STATED EXERCISE – Nothing may be dropped or altered: reproduce all the data.

MATERIAL FOR THIS TASK –
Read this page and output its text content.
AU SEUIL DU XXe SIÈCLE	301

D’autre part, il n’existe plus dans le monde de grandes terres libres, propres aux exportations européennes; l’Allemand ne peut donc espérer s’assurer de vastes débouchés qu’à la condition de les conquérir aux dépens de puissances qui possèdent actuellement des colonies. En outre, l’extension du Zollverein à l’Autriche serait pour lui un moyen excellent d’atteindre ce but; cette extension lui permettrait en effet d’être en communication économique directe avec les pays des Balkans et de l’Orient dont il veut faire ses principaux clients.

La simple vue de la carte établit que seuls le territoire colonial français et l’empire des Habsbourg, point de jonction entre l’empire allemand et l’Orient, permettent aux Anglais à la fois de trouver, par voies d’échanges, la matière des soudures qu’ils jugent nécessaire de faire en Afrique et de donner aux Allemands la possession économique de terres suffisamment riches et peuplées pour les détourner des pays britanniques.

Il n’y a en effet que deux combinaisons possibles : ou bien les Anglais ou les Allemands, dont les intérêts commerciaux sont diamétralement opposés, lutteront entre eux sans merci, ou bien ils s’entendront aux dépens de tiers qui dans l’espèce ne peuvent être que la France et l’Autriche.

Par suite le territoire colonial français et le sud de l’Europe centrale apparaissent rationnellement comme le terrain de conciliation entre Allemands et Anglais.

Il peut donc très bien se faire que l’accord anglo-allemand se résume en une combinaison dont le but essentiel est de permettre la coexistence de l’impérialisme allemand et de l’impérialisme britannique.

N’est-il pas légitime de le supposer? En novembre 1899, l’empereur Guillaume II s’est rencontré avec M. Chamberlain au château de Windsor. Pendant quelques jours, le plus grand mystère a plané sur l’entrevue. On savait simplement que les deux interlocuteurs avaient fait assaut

THE RESPONSE –
Read this page and output its text content.
AU SEUIL DU XXe SIÈCLE	301

D’autre part, il n’existe plus dans le monde de grandes terres libres, propres aux exportations européennes; l’Allemand ne peut donc espérer s’assurer de vastes débouchés qu’à la condition de les conquérir aux dépens de puissances qui possèdent actuellement des colonies. En outre, l’extension du Zollverein à l’Autriche serait pour lui un moyen excellent d’atteindre ce but; cette extension lui permettrait en effet d’être en communication économique directe avec les pays des Balkans et de l’Orient dont il veut faire ses principaux clients.

La simple vue de la carte établit que seuls le territoire colonial français et l’empire des Habsbourg, point de jonction entre l’empire allemand et l’Orient, permettent aux Anglais à la fois de trouver, par voies d’échanges, la matière des soudures qu’ils jugent nécessaire de faire en Afrique et de donner aux Allemands la possession économique de terres suffisamment riches et peuplées pour les détourner des pays britanniques.

Il n’y a en effet que deux combinaisons possibles : ou bien les Anglais ou les Allemands, dont les intérêts commerciaux sont diamétralement opposés, lutteront entre eux sans merci, ou bien ils s’entendront aux dépens de tiers qui dans l’espèce ne peuvent être que la France et l’Autriche.

Par suite le territoire colonial français et le sud de l’Europe centrale apparaissent rationnellement comme le terrain de conciliation entre Allemands et Anglais.

Il peut donc très bien se faire que l’accord anglo-allemand se résume en une combinaison dont le but essentiel est de permettre la coexistence de l’impérialisme allemand et de l’impérialisme britannique.

N’est-il pas légitime de le supposer? En novembre 1899, l’empereur Guillaume II s’est rencontré avec M. Chamberlain au château de Windsor. Pendant quelques jours, le plus grand mystère a plané sur l’entrevue. On savait simplement que les deux interlocuteurs avaient fait assaut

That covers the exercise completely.